Stated exercise: Find all the lines with "this" and gather them.

Exercise data:
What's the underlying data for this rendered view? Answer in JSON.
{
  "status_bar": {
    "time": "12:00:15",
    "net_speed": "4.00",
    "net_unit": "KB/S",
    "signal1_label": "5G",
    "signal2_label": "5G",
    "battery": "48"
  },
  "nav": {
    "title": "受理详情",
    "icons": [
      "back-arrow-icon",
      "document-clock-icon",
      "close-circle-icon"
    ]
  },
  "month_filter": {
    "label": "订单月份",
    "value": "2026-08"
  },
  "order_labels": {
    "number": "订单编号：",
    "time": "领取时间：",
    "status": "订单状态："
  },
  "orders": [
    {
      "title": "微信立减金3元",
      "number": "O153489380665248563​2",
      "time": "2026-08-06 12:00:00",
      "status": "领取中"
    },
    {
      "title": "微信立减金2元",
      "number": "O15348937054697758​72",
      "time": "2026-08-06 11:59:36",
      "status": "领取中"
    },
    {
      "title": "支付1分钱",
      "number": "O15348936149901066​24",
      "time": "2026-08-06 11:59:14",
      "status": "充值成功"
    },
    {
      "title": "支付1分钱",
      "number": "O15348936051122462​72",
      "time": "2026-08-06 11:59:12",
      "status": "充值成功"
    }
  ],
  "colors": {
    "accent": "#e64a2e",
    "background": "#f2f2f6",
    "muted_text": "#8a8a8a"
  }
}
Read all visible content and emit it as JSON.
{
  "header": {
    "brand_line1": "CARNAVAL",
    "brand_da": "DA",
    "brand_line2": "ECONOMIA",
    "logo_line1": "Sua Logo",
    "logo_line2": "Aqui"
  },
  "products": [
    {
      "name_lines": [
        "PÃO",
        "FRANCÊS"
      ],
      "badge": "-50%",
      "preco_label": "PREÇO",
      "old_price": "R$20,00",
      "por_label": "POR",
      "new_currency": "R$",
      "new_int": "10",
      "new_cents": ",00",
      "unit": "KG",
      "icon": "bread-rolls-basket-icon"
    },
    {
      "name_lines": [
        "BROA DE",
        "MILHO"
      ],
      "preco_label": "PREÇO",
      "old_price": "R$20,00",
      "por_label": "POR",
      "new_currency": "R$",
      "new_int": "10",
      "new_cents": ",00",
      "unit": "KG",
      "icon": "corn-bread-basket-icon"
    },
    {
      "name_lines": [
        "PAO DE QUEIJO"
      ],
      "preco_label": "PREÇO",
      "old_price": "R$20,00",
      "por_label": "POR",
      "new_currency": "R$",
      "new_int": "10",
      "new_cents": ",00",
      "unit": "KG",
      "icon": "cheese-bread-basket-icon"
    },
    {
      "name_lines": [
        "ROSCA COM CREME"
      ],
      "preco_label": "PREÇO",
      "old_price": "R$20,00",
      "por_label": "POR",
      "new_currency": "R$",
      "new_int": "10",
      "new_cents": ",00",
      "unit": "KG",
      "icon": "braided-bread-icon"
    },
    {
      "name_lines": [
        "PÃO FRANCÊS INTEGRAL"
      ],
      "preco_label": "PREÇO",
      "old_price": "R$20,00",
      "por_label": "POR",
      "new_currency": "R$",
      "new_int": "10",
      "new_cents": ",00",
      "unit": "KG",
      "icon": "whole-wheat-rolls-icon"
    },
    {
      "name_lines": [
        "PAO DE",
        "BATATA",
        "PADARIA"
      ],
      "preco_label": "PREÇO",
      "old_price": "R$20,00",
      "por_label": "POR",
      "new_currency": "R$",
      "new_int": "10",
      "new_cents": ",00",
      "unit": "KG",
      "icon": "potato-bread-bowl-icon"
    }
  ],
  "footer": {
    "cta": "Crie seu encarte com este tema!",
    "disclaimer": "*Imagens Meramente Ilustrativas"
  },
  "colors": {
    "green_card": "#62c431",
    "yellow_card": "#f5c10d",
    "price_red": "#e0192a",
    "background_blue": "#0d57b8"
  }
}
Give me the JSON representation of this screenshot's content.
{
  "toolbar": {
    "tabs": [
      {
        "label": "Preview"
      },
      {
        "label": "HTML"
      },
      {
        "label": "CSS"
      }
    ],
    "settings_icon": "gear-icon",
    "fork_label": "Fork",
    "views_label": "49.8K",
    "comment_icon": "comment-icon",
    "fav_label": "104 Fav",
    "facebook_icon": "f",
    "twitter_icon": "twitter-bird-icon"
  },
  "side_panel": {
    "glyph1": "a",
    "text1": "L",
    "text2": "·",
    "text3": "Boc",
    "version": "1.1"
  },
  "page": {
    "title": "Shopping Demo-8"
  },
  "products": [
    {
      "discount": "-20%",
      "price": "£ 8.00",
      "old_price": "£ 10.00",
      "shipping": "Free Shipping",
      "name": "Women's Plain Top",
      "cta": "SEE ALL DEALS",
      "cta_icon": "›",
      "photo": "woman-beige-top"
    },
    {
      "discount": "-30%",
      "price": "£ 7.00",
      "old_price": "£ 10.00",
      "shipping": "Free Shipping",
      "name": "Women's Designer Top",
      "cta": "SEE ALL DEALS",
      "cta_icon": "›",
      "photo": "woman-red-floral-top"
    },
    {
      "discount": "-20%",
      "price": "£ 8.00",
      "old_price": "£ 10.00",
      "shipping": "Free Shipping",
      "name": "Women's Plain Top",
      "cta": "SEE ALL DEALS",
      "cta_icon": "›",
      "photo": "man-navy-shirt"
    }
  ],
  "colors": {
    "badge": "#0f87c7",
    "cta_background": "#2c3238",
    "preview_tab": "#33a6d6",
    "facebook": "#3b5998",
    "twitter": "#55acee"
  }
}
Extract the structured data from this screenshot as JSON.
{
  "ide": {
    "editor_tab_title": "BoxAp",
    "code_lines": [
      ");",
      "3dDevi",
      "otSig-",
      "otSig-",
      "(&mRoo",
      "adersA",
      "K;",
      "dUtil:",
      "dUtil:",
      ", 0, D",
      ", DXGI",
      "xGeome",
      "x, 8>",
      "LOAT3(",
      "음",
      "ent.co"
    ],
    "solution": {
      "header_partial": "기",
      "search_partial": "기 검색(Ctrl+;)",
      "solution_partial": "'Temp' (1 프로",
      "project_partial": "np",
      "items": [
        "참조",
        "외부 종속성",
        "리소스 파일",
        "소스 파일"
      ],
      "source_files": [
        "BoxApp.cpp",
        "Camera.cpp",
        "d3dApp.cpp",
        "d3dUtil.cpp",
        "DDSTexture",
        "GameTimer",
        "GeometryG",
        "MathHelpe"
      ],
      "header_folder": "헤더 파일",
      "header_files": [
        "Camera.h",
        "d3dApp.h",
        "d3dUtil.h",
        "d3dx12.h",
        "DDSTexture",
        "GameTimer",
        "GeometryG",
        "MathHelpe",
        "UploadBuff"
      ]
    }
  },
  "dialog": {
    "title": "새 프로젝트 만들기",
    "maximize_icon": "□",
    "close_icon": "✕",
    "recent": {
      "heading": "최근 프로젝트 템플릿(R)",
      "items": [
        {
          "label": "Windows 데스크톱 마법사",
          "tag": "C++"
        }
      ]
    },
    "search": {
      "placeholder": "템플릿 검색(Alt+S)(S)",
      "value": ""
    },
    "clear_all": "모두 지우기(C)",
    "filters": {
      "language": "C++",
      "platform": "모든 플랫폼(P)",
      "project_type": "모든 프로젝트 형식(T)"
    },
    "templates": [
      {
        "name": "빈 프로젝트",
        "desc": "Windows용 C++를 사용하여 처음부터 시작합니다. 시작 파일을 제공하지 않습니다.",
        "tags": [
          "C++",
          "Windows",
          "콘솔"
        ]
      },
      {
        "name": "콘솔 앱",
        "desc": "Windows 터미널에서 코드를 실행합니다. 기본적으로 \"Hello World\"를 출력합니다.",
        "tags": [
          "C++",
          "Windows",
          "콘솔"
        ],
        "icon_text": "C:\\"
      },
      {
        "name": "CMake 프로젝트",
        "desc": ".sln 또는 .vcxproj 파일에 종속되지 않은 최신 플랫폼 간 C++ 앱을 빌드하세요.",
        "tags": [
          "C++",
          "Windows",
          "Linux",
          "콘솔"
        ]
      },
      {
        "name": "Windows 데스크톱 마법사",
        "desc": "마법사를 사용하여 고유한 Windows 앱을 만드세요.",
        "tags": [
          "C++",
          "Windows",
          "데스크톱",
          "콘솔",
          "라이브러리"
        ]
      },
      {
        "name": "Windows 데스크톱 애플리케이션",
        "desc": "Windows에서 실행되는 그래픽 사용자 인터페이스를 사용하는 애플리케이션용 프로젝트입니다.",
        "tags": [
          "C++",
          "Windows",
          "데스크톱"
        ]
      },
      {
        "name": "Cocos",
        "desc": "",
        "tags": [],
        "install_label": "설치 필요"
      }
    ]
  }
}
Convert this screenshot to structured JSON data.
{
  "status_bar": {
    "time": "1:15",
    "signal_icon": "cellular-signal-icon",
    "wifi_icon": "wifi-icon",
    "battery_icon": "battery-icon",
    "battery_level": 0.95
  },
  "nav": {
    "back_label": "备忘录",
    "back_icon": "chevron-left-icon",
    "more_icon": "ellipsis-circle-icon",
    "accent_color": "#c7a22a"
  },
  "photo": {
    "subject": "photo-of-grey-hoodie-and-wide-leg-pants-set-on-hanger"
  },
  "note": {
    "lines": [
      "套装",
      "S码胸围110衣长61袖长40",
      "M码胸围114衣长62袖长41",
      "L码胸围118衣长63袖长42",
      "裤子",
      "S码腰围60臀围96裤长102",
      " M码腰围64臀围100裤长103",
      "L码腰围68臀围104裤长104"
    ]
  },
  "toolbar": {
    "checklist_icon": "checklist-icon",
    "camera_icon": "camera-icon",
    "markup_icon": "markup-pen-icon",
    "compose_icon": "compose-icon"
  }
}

Right answer:
What's the underlying data for this rendered view? Answer in JSON.
Give me the JSON representation of this screenshot's content.
Extract the structured data from this screenshot as JSON.
Convert this screenshot to structured JSON data.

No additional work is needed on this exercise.